:: What this task involves ::
Locate each line in the records that contains the word "inner" and copy it out. Case counts.
* begin Extracted material *
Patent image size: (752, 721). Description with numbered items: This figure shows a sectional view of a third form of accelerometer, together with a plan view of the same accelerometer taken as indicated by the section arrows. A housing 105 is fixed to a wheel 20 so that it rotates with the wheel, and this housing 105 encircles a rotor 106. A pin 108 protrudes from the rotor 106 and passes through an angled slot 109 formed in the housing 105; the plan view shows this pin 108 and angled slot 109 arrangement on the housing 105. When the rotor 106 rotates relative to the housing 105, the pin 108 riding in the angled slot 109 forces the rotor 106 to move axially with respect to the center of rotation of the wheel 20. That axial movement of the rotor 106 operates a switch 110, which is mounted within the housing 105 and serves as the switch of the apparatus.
* end Extracted material *
* begin Extracted material *
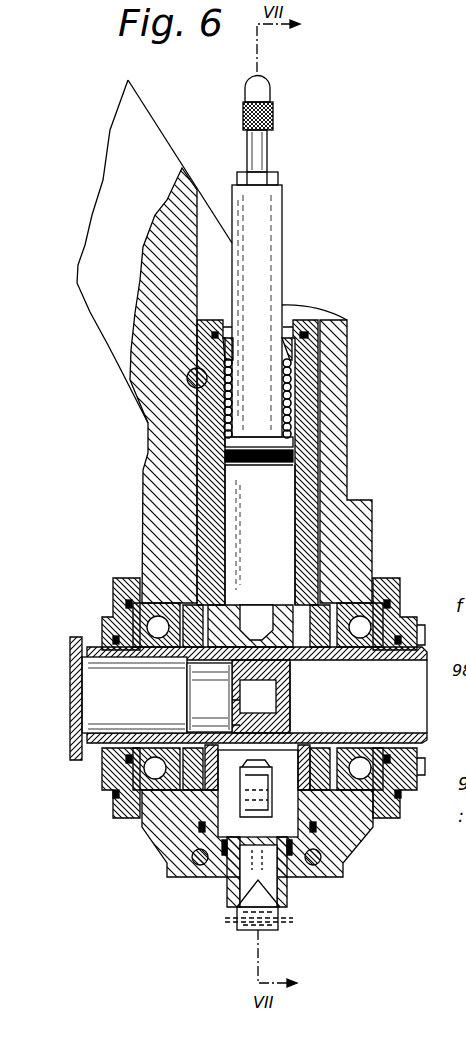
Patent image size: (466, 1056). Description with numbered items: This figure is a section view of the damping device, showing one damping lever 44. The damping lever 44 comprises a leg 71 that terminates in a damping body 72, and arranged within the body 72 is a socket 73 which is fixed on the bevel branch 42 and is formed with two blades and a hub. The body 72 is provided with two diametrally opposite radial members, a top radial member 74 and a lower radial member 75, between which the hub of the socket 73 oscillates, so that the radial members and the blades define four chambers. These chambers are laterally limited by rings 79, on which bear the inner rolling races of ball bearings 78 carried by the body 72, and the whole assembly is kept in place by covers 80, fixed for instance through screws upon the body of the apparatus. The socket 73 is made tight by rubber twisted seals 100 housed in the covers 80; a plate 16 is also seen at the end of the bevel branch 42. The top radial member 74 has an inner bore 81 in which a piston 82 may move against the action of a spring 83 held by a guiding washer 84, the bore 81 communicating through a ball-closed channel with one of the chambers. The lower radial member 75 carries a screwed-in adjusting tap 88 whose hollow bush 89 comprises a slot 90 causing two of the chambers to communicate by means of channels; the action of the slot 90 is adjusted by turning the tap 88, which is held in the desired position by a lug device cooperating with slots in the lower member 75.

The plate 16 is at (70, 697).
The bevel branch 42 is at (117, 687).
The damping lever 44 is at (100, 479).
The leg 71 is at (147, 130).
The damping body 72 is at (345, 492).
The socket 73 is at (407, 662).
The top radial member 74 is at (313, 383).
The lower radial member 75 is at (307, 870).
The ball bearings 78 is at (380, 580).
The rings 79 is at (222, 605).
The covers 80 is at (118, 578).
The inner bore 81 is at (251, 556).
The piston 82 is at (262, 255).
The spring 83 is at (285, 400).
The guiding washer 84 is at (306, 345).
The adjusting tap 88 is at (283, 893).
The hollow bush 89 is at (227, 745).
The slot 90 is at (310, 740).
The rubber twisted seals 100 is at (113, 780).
* end Extracted material *
:: Result ::
Patent image size: (466, 1056). Description with numbered items: This figure is a section view of the damping device, showing one damping lever 44. The damping lever 44 comprises a leg 71 that terminates in a damping body 72, and arranged within the body 72 is a socket 73 which is fixed on the bevel branch 42 and is formed with two blades and a hub. The body 72 is provided with two diametrally opposite radial members, a top radial member 74 and a lower radial member 75, between which the hub of the socket 73 oscillates, so that the radial members and the blades define four chambers. These chambers are laterally limited by rings 79, on which bear the inner rolling races of ball bearings 78 carried by the body 72, and the whole assembly is kept in place by covers 80, fixed for instance through screws upon the body of the apparatus. The socket 73 is made tight by rubber twisted seals 100 housed in the covers 80; a plate 16 is also seen at the end of the bevel branch 42. The top radial member 74 has an inner bore 81 in which a piston 82 may move against the action of a spring 83 held by a guiding washer 84, the bore 81 communicating through a ball-closed channel with one of the chambers. The lower radial member 75 carries a screwed-in adjusting tap 88 whose hollow bush 89 comprises a slot 90 causing two of the chambers to communicate by means of channels; the action of the slot 90 is adjusted by turning the tap 88, which is held in the desired position by a lug device cooperating with slots in the lower member 75.
The inner bore 81 is at (251, 556).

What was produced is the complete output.